• [Task details]: Copy out all lines carrying the word "this".

• [Excerpts from a figure dataset]:
====
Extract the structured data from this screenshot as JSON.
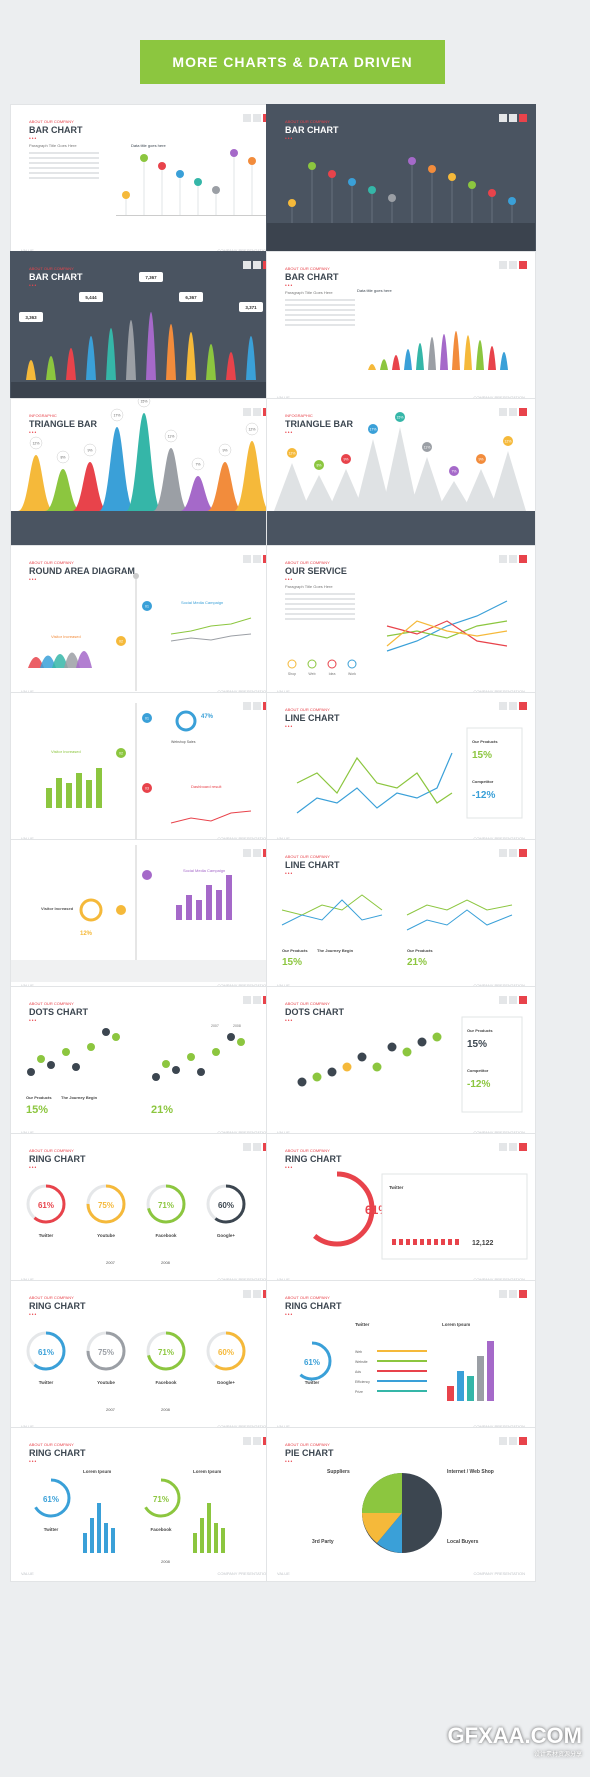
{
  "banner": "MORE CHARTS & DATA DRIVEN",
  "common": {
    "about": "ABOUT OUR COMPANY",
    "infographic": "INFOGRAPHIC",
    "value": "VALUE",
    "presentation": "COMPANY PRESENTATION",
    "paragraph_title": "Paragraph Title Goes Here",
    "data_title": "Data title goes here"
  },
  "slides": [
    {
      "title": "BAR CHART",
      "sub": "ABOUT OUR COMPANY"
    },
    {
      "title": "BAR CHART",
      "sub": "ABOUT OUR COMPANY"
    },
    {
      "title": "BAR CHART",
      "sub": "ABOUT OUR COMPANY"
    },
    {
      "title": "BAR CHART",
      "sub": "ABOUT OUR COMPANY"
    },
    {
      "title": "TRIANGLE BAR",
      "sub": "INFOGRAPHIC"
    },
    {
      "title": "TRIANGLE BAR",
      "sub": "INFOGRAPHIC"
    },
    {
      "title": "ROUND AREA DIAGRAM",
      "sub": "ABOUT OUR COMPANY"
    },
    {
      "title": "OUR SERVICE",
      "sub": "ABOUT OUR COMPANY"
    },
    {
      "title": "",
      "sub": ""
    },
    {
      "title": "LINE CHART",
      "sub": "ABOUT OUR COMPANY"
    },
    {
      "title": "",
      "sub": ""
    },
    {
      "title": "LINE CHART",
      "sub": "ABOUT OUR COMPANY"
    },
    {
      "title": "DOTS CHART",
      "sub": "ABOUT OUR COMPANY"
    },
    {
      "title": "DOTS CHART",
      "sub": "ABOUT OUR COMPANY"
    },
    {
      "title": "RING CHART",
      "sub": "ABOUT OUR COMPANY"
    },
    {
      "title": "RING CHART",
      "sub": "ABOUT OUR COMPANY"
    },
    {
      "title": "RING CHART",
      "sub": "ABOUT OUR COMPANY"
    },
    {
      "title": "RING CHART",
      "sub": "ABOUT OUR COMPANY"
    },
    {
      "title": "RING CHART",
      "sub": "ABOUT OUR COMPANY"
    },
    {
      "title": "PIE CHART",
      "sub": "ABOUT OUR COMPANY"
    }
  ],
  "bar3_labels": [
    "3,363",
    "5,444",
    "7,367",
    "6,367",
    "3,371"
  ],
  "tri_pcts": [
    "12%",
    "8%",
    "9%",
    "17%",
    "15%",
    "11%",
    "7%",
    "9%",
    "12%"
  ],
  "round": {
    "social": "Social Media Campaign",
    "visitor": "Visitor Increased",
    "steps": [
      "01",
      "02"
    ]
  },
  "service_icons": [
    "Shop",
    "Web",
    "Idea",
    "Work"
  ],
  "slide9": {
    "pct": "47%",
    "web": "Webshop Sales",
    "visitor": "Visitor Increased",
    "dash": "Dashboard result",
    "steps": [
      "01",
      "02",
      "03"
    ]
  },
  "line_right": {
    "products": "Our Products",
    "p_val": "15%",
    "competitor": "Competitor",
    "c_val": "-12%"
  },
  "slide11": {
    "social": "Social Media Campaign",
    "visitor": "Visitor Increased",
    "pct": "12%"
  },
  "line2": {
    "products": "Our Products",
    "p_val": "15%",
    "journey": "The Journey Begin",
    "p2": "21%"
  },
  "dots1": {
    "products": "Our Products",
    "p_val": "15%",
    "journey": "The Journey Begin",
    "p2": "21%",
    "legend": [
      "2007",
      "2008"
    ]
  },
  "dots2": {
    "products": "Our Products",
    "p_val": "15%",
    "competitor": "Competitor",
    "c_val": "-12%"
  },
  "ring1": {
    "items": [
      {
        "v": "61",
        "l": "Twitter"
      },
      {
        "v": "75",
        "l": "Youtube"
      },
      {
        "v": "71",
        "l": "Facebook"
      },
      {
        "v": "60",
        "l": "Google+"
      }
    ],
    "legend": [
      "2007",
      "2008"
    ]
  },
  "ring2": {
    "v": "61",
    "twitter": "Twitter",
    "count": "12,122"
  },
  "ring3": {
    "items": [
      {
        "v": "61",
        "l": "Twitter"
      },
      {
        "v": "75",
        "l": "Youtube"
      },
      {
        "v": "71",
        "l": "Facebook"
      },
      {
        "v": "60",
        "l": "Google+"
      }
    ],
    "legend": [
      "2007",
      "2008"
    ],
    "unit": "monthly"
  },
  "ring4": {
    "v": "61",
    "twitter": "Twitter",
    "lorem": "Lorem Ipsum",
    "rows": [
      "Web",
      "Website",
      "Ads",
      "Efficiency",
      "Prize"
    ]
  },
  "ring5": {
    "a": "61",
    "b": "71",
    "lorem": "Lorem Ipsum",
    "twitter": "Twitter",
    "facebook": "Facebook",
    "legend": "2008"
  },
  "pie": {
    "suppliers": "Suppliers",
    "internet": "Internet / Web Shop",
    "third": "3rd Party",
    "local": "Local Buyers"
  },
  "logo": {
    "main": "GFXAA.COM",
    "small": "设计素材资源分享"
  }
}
====
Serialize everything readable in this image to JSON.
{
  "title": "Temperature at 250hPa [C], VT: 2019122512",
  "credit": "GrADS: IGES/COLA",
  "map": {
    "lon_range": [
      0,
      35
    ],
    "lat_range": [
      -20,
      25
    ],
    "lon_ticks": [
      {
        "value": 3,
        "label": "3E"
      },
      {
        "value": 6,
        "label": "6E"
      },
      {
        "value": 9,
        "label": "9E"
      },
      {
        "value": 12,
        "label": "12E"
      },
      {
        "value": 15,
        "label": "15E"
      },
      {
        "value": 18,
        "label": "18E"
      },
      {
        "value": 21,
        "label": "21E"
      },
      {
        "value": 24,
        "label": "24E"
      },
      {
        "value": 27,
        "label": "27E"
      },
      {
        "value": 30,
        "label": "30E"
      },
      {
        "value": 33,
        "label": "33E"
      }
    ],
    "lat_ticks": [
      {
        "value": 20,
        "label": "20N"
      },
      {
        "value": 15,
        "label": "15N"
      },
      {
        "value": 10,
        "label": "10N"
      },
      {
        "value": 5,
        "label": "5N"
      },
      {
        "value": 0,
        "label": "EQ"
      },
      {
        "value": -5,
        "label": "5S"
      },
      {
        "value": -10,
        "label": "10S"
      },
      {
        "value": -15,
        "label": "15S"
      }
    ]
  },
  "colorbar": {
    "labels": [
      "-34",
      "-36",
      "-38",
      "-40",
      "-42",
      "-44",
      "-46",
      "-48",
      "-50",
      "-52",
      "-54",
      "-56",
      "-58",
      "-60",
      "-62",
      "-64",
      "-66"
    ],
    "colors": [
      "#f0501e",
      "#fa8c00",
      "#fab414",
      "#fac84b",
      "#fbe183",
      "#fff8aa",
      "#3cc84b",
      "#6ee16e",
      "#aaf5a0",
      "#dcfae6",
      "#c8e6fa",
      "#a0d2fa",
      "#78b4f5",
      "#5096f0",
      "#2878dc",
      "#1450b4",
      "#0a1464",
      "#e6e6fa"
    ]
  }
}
====
• [Written response]:
Extract the structured data from this screenshot as JSON.
Serialize everything readable in this image to JSON.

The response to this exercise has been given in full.